Extracted records:

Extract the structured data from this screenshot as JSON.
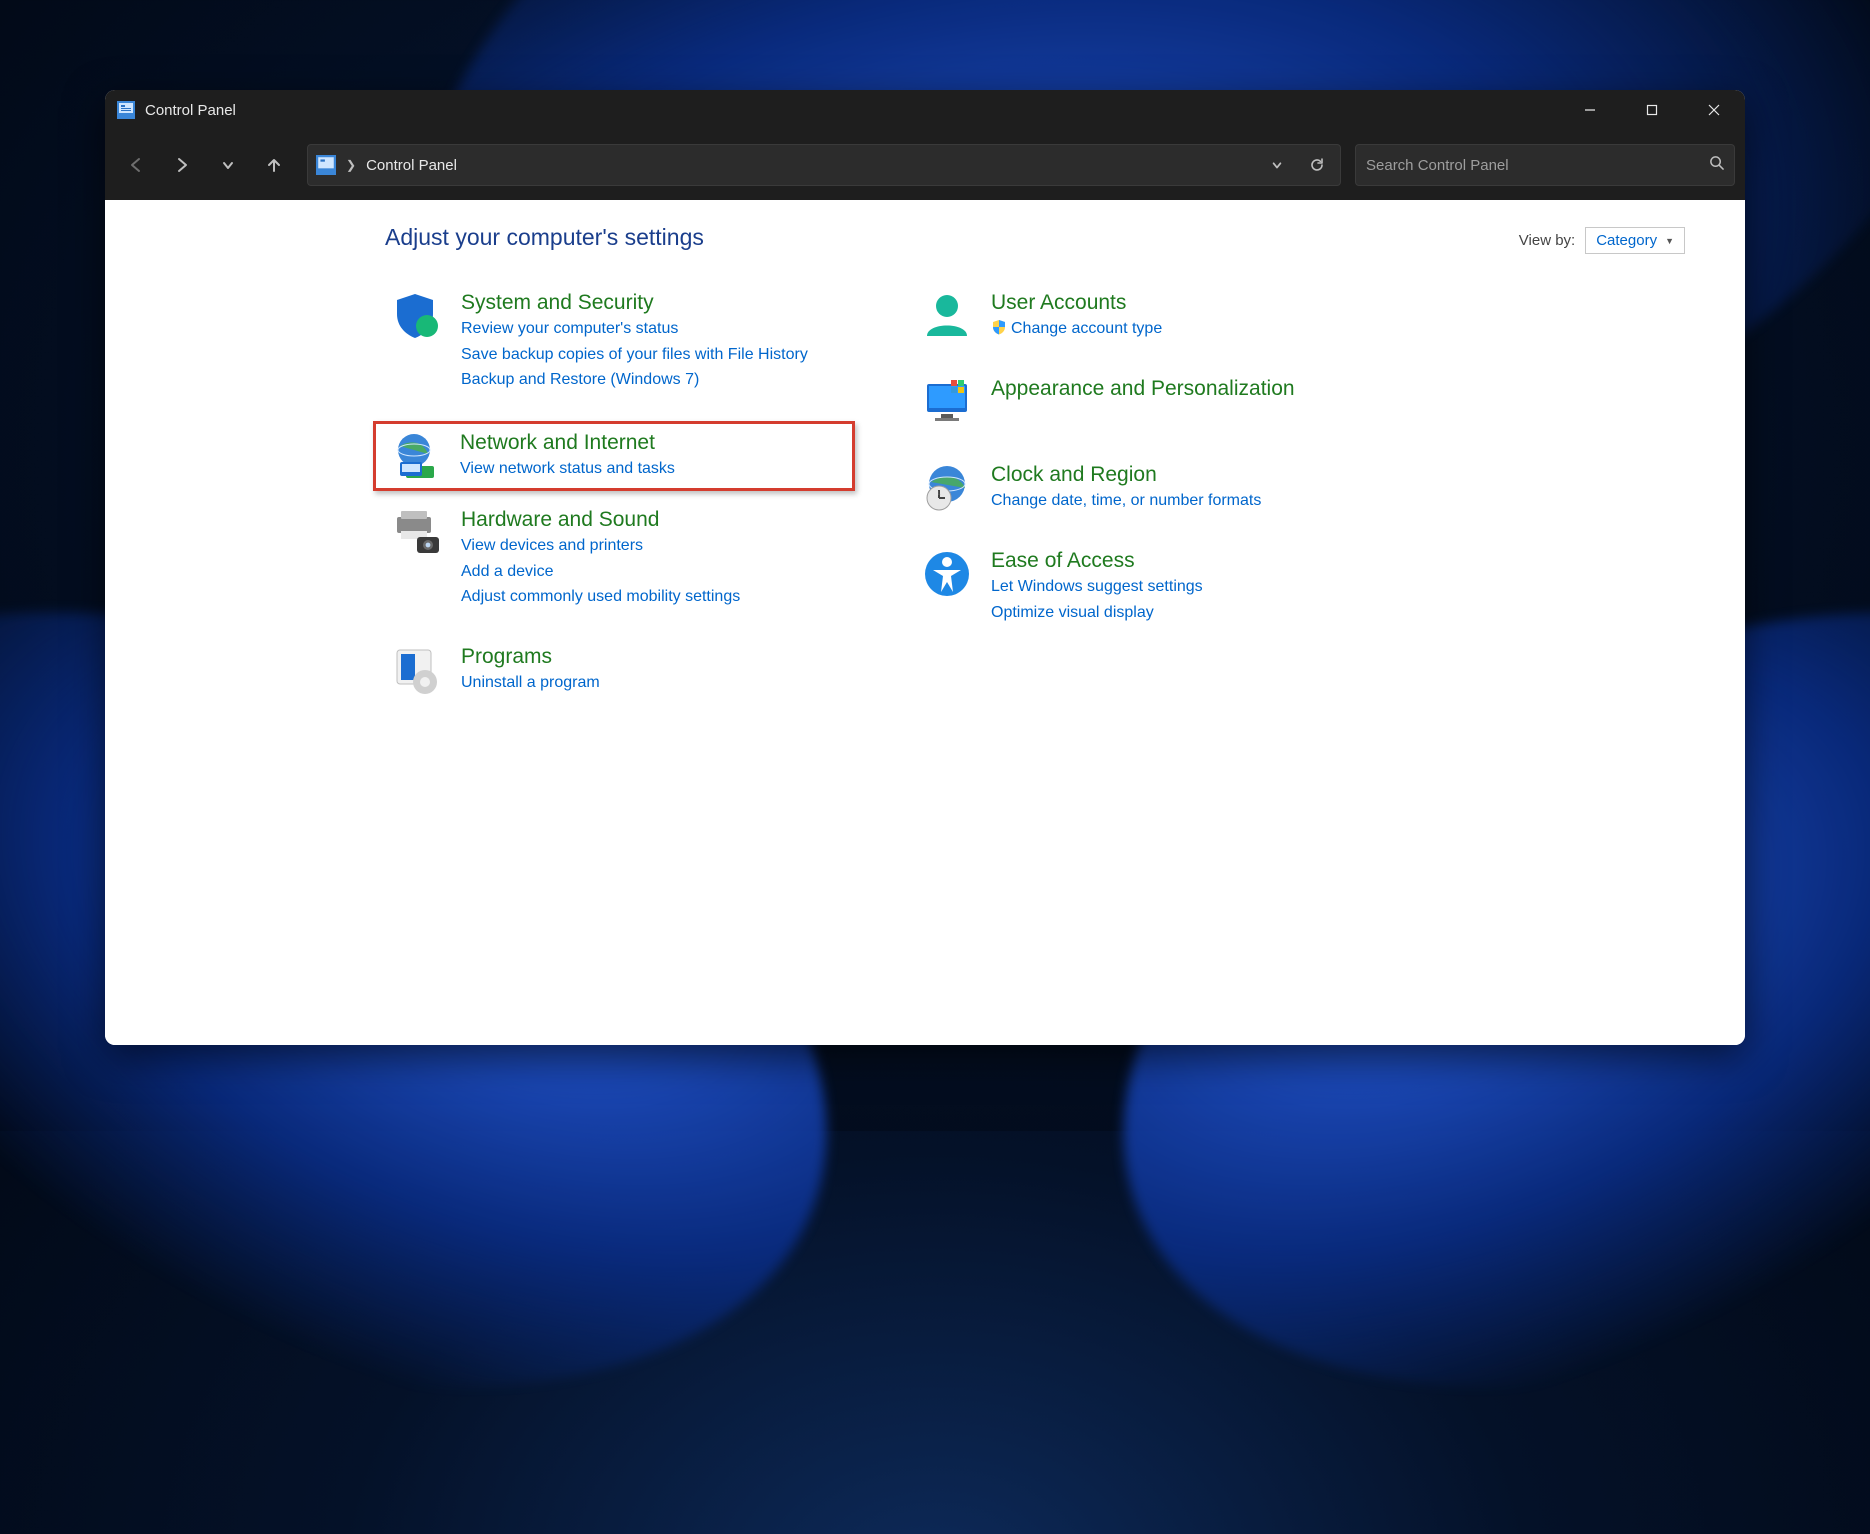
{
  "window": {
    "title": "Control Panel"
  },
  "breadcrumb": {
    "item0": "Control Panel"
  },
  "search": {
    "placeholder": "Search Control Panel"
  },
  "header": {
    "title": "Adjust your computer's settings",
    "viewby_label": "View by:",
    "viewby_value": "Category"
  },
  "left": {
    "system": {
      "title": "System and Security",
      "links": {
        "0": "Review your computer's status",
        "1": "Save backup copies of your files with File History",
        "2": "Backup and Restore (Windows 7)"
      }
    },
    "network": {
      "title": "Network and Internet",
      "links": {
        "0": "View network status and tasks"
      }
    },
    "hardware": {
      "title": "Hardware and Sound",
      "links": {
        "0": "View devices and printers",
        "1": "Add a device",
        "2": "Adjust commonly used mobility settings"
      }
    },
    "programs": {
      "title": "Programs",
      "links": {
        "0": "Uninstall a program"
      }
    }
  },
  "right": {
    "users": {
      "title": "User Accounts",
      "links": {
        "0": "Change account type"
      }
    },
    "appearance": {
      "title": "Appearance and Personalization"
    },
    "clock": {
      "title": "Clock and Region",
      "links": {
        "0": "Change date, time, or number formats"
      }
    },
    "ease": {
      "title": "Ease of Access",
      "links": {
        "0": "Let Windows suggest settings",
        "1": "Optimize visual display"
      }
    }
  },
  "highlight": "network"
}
---
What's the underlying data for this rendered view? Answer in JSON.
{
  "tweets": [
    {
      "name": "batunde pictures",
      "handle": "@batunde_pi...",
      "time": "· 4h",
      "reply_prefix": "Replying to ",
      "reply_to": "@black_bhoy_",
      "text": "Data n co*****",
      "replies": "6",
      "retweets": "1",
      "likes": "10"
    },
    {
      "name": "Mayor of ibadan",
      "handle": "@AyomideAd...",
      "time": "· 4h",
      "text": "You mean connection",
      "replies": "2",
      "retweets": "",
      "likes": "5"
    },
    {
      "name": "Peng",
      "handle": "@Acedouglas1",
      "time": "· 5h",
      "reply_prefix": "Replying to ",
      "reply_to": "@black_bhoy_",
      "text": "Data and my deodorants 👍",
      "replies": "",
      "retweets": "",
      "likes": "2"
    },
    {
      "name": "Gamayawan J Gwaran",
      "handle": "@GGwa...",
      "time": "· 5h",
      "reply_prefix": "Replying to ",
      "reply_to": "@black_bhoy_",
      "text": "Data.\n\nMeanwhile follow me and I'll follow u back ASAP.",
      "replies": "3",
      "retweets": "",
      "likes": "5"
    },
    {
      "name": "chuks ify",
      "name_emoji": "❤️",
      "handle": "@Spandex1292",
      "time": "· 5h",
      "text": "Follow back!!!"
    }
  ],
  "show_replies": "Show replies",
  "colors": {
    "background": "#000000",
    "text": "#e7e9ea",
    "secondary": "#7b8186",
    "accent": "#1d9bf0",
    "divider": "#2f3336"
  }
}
--
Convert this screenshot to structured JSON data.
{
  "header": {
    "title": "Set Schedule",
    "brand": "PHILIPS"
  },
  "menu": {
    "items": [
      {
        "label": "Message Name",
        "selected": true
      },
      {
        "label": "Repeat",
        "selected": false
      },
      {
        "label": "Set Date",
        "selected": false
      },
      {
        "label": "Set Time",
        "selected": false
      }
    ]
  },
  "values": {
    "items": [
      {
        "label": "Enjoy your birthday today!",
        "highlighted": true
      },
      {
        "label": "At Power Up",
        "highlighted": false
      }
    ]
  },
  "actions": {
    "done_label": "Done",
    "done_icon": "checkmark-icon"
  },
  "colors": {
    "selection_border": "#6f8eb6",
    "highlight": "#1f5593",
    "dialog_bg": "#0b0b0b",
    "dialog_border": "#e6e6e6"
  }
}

§ Prompt:
Take each line of the material that contains the word "settings" and list it.

§ Exercise output:
    "title": "Adjust your computer's settings",
        "2": "Adjust commonly used mobility settings"
        "0": "Let Windows suggest settings",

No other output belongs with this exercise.